## Requirement:
List each line holding the string "TradingView".

Records from a data collection:
"""

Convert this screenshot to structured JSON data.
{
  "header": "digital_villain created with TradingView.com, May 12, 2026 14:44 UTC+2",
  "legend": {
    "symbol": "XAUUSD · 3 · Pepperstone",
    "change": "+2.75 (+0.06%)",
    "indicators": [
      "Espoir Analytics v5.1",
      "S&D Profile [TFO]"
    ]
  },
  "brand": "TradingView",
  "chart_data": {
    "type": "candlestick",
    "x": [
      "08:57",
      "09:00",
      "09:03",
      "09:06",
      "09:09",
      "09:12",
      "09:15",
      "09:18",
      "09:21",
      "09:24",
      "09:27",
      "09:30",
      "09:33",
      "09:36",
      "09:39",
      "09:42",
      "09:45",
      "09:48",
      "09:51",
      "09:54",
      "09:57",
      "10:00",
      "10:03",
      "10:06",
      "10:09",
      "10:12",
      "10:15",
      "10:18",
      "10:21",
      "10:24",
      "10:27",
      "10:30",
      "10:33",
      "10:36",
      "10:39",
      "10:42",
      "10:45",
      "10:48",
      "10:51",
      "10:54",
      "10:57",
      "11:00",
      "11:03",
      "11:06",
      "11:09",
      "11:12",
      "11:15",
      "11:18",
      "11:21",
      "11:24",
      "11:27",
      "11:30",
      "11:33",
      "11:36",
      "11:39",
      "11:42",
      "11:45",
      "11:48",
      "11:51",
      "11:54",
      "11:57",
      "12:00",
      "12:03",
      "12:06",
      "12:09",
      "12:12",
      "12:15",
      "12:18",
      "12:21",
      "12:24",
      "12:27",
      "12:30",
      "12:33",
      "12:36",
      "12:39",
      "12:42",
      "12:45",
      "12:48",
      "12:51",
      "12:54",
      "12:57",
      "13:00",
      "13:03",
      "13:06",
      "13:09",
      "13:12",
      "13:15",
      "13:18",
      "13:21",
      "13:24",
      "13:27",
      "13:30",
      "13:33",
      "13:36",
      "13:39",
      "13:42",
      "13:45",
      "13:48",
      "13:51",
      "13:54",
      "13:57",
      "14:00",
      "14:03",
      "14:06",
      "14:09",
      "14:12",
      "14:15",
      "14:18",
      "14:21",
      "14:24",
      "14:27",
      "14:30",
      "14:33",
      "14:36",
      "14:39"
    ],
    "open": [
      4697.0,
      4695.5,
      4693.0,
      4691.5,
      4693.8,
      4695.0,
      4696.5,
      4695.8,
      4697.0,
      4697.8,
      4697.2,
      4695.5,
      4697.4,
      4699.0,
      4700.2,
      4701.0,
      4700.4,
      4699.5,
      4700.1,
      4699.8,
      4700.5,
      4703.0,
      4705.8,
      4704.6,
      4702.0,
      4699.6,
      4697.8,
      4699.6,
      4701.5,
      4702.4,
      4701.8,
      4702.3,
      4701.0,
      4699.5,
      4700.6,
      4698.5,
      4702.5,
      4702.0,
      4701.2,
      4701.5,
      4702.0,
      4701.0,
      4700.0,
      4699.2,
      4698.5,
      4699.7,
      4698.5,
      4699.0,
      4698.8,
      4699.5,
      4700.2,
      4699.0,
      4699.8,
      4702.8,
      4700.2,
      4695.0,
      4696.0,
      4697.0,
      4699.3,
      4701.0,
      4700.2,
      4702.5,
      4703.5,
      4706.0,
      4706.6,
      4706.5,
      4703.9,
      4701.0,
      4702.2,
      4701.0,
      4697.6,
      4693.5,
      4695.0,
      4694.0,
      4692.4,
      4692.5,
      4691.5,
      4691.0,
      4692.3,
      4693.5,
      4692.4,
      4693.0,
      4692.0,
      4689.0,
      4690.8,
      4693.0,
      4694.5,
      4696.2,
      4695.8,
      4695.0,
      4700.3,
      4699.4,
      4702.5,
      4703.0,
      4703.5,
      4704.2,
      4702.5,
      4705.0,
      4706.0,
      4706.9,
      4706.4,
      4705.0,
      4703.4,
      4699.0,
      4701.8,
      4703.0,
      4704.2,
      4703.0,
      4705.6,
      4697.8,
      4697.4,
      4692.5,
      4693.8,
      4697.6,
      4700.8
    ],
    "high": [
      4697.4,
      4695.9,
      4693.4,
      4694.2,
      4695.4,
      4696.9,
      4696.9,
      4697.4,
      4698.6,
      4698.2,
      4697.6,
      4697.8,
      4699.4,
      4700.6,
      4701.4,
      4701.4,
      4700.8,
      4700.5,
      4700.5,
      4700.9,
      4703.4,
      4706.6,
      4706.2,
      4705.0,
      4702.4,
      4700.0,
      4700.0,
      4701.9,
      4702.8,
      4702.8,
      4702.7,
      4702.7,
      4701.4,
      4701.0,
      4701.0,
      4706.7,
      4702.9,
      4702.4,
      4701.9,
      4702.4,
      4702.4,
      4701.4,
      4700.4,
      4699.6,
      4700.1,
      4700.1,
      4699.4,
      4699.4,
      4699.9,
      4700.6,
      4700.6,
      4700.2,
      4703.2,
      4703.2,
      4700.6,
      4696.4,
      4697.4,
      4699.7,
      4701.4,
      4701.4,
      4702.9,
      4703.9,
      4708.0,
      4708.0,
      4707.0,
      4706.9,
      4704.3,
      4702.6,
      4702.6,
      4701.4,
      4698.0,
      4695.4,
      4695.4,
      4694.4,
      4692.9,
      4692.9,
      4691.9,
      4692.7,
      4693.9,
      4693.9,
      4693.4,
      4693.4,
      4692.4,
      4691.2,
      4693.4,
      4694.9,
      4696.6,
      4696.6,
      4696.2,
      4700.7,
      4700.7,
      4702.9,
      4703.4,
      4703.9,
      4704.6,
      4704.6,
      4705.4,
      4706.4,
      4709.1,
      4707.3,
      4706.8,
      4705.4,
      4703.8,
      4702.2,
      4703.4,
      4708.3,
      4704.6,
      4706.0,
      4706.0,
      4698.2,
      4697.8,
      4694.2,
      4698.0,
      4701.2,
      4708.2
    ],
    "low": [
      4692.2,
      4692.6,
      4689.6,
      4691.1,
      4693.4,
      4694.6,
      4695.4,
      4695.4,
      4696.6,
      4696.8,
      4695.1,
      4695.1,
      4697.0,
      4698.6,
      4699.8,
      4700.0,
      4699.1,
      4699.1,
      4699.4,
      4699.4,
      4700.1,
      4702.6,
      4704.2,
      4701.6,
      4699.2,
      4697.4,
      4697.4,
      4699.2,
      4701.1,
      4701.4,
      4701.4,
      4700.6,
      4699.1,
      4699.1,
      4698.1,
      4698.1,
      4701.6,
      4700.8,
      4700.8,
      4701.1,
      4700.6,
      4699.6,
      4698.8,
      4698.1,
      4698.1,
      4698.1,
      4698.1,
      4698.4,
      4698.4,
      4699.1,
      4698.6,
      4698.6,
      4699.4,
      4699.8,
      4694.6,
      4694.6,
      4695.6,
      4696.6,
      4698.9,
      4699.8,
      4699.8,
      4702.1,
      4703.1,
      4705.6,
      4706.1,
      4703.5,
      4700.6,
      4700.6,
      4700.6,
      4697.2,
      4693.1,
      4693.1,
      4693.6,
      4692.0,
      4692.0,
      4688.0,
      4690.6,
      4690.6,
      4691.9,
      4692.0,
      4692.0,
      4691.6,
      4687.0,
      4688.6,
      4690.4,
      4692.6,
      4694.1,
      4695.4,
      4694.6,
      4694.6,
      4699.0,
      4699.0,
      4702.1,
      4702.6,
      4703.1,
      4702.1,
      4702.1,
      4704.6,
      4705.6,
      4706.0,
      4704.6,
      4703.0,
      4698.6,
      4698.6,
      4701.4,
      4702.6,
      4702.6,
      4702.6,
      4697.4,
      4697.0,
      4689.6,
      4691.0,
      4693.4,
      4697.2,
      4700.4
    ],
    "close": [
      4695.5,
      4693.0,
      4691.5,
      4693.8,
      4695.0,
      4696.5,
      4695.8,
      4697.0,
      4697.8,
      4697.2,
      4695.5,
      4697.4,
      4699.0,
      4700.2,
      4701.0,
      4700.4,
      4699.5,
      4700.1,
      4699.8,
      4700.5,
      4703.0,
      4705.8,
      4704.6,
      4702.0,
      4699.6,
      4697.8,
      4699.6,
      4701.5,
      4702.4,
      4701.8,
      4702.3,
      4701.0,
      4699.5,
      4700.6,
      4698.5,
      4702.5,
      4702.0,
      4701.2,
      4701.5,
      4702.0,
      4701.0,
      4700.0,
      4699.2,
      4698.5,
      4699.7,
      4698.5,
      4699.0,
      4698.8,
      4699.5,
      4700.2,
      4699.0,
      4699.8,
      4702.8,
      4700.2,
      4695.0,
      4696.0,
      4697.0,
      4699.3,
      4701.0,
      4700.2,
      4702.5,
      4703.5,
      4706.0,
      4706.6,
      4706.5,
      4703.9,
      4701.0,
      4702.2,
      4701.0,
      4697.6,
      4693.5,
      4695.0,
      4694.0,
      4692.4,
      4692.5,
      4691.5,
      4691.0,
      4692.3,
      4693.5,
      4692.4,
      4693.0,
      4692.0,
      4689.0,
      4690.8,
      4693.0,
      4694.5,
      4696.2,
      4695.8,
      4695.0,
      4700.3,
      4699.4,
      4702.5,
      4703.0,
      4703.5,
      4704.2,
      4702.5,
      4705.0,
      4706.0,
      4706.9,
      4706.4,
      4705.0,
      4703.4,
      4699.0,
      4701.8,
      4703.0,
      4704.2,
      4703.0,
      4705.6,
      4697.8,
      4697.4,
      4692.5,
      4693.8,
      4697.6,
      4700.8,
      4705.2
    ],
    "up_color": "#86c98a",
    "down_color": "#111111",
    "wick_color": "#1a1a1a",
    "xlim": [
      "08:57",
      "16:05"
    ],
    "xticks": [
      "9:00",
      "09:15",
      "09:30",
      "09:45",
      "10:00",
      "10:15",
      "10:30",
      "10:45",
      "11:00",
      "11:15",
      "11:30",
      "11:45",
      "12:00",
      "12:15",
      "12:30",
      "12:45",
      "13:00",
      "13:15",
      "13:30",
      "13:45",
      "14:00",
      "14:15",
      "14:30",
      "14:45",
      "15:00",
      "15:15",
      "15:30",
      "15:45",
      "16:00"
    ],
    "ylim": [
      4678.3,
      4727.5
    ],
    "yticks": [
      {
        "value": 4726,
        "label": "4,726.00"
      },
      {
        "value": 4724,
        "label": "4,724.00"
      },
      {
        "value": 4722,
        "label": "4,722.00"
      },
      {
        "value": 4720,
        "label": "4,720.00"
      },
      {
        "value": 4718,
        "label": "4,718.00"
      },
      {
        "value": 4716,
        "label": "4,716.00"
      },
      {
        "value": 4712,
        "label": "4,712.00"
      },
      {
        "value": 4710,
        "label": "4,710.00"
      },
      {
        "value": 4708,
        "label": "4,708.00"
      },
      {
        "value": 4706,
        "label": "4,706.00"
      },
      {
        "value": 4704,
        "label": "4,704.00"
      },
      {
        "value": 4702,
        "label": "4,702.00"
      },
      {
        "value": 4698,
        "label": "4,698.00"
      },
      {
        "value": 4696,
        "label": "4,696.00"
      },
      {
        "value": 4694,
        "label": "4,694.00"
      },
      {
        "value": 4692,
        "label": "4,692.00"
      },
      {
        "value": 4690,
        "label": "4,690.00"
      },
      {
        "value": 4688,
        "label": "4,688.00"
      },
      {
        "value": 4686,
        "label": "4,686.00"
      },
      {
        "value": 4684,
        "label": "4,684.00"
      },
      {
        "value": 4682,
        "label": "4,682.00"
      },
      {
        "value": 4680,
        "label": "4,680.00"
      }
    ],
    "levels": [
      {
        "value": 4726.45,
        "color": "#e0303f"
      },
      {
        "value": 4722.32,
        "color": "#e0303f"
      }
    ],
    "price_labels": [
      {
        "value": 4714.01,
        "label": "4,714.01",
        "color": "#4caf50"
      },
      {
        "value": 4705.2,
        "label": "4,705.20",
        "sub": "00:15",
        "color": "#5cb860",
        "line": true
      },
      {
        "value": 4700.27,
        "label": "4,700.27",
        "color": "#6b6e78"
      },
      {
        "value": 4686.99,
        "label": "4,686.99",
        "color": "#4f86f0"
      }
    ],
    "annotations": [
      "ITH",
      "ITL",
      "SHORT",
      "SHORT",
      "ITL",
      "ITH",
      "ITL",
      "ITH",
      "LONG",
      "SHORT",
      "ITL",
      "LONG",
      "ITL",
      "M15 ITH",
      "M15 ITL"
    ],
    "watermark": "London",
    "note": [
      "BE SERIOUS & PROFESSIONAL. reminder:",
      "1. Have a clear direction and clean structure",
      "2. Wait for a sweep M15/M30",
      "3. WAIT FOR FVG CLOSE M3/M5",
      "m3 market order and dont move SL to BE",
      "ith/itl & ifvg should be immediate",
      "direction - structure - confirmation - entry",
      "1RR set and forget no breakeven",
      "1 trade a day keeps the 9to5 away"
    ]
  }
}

"""

## Answer to the problem:
  "header": "digital_villain created with TradingView.com, May 12, 2026 14:44 UTC+2",
  "brand": "TradingView",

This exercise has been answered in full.